• Goal:
Pictures aside, quote the whole listing exactly.

• Data to process:

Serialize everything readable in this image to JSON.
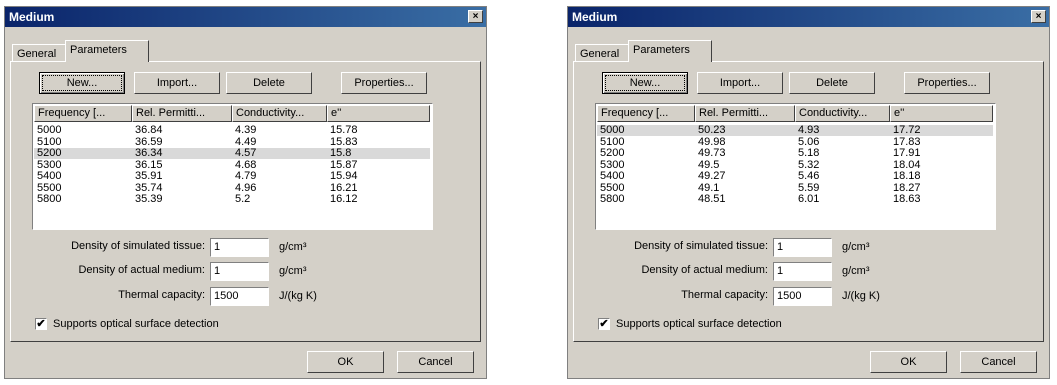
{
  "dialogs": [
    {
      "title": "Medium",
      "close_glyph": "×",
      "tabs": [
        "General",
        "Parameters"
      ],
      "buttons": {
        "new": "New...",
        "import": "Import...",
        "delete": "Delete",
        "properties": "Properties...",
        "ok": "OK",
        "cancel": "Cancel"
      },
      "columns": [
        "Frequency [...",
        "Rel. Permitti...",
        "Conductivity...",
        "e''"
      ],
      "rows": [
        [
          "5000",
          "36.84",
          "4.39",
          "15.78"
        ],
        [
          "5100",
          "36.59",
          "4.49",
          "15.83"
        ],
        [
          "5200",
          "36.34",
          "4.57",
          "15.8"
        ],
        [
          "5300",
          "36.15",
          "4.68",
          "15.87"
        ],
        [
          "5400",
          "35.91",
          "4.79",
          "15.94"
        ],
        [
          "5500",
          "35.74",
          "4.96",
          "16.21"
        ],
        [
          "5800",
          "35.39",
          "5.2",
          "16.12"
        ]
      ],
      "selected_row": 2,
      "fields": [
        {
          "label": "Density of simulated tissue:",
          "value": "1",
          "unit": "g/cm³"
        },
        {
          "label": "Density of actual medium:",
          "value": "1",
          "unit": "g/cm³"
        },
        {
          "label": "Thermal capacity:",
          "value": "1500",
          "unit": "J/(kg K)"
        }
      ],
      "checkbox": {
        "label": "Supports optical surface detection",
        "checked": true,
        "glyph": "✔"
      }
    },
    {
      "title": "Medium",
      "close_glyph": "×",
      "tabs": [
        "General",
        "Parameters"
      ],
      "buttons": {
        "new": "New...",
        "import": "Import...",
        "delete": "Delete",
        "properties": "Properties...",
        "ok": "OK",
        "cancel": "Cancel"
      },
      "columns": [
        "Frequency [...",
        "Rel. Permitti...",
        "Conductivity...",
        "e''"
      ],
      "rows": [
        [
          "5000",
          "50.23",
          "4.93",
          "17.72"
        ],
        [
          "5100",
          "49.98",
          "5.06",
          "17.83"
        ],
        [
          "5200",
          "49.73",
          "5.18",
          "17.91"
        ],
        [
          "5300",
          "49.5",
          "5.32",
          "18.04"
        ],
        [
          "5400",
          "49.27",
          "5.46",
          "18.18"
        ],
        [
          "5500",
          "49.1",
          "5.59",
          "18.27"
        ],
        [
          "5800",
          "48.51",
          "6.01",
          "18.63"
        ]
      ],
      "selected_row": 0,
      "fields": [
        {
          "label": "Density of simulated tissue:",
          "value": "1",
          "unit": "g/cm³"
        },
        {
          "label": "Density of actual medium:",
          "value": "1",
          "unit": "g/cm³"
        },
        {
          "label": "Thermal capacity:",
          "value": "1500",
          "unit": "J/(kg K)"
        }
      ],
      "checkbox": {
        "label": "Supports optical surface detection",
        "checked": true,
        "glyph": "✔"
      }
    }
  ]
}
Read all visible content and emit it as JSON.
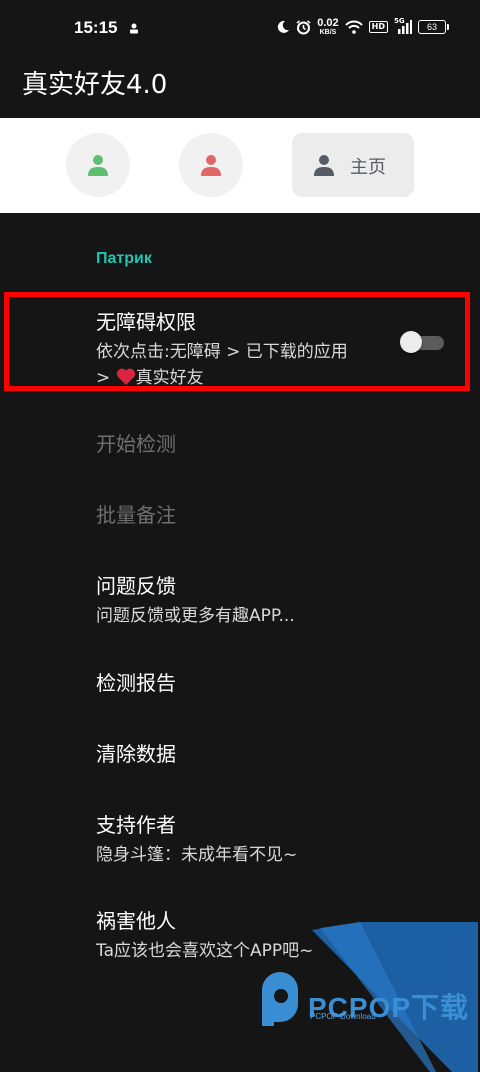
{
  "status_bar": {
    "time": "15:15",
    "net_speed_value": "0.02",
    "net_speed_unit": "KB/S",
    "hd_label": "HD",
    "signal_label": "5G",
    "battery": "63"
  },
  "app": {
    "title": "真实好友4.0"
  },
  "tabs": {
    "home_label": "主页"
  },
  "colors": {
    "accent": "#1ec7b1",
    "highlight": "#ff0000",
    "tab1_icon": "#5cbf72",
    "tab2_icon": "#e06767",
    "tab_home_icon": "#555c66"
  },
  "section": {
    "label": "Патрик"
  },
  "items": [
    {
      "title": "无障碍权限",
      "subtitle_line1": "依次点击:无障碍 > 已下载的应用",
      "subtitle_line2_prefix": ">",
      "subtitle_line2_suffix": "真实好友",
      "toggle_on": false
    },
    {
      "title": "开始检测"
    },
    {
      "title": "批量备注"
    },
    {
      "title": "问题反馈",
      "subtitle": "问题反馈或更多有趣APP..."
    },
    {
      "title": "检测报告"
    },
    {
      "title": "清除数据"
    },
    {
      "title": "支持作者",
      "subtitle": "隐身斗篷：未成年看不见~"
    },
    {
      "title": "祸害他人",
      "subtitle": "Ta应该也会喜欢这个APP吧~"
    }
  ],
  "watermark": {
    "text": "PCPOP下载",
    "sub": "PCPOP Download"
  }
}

• Solution below:
Serialize everything readable in this image to JSON.
{
  "dialogs": [
    {
      "title": "Medium",
      "close_glyph": "×",
      "tabs": [
        "General",
        "Parameters"
      ],
      "buttons": {
        "new": "New...",
        "import": "Import...",
        "delete": "Delete",
        "properties": "Properties...",
        "ok": "OK",
        "cancel": "Cancel"
      },
      "columns": [
        "Frequency [...",
        "Rel. Permitti...",
        "Conductivity...",
        "e''"
      ],
      "rows": [
        [
          "5000",
          "36.84",
          "4.39",
          "15.78"
        ],
        [
          "5100",
          "36.59",
          "4.49",
          "15.83"
        ],
        [
          "5200",
          "36.34",
          "4.57",
          "15.8"
        ],
        [
          "5300",
          "36.15",
          "4.68",
          "15.87"
        ],
        [
          "5400",
          "35.91",
          "4.79",
          "15.94"
        ],
        [
          "5500",
          "35.74",
          "4.96",
          "16.21"
        ],
        [
          "5800",
          "35.39",
          "5.2",
          "16.12"
        ]
      ],
      "selected_row": 2,
      "fields": [
        {
          "label": "Density of simulated tissue:",
          "value": "1",
          "unit": "g/cm³"
        },
        {
          "label": "Density of actual medium:",
          "value": "1",
          "unit": "g/cm³"
        },
        {
          "label": "Thermal capacity:",
          "value": "1500",
          "unit": "J/(kg K)"
        }
      ],
      "checkbox": {
        "label": "Supports optical surface detection",
        "checked": true,
        "glyph": "✔"
      }
    },
    {
      "title": "Medium",
      "close_glyph": "×",
      "tabs": [
        "General",
        "Parameters"
      ],
      "buttons": {
        "new": "New...",
        "import": "Import...",
        "delete": "Delete",
        "properties": "Properties...",
        "ok": "OK",
        "cancel": "Cancel"
      },
      "columns": [
        "Frequency [...",
        "Rel. Permitti...",
        "Conductivity...",
        "e''"
      ],
      "rows": [
        [
          "5000",
          "50.23",
          "4.93",
          "17.72"
        ],
        [
          "5100",
          "49.98",
          "5.06",
          "17.83"
        ],
        [
          "5200",
          "49.73",
          "5.18",
          "17.91"
        ],
        [
          "5300",
          "49.5",
          "5.32",
          "18.04"
        ],
        [
          "5400",
          "49.27",
          "5.46",
          "18.18"
        ],
        [
          "5500",
          "49.1",
          "5.59",
          "18.27"
        ],
        [
          "5800",
          "48.51",
          "6.01",
          "18.63"
        ]
      ],
      "selected_row": 0,
      "fields": [
        {
          "label": "Density of simulated tissue:",
          "value": "1",
          "unit": "g/cm³"
        },
        {
          "label": "Density of actual medium:",
          "value": "1",
          "unit": "g/cm³"
        },
        {
          "label": "Thermal capacity:",
          "value": "1500",
          "unit": "J/(kg K)"
        }
      ],
      "checkbox": {
        "label": "Supports optical surface detection",
        "checked": true,
        "glyph": "✔"
      }
    }
  ]
}
Read all visible content and emit it as JSON.
{
  "status_bar": {
    "time": "15:15",
    "net_speed_value": "0.02",
    "net_speed_unit": "KB/S",
    "hd_label": "HD",
    "signal_label": "5G",
    "battery": "63"
  },
  "app": {
    "title": "真实好友4.0"
  },
  "tabs": {
    "home_label": "主页"
  },
  "colors": {
    "accent": "#1ec7b1",
    "highlight": "#ff0000",
    "tab1_icon": "#5cbf72",
    "tab2_icon": "#e06767",
    "tab_home_icon": "#555c66"
  },
  "section": {
    "label": "Патрик"
  },
  "items": [
    {
      "title": "无障碍权限",
      "subtitle_line1": "依次点击:无障碍 > 已下载的应用",
      "subtitle_line2_prefix": ">",
      "subtitle_line2_suffix": "真实好友",
      "toggle_on": false
    },
    {
      "title": "开始检测"
    },
    {
      "title": "批量备注"
    },
    {
      "title": "问题反馈",
      "subtitle": "问题反馈或更多有趣APP..."
    },
    {
      "title": "检测报告"
    },
    {
      "title": "清除数据"
    },
    {
      "title": "支持作者",
      "subtitle": "隐身斗篷：未成年看不见~"
    },
    {
      "title": "祸害他人",
      "subtitle": "Ta应该也会喜欢这个APP吧~"
    }
  ],
  "watermark": {
    "text": "PCPOP下载",
    "sub": "PCPOP Download"
  }
}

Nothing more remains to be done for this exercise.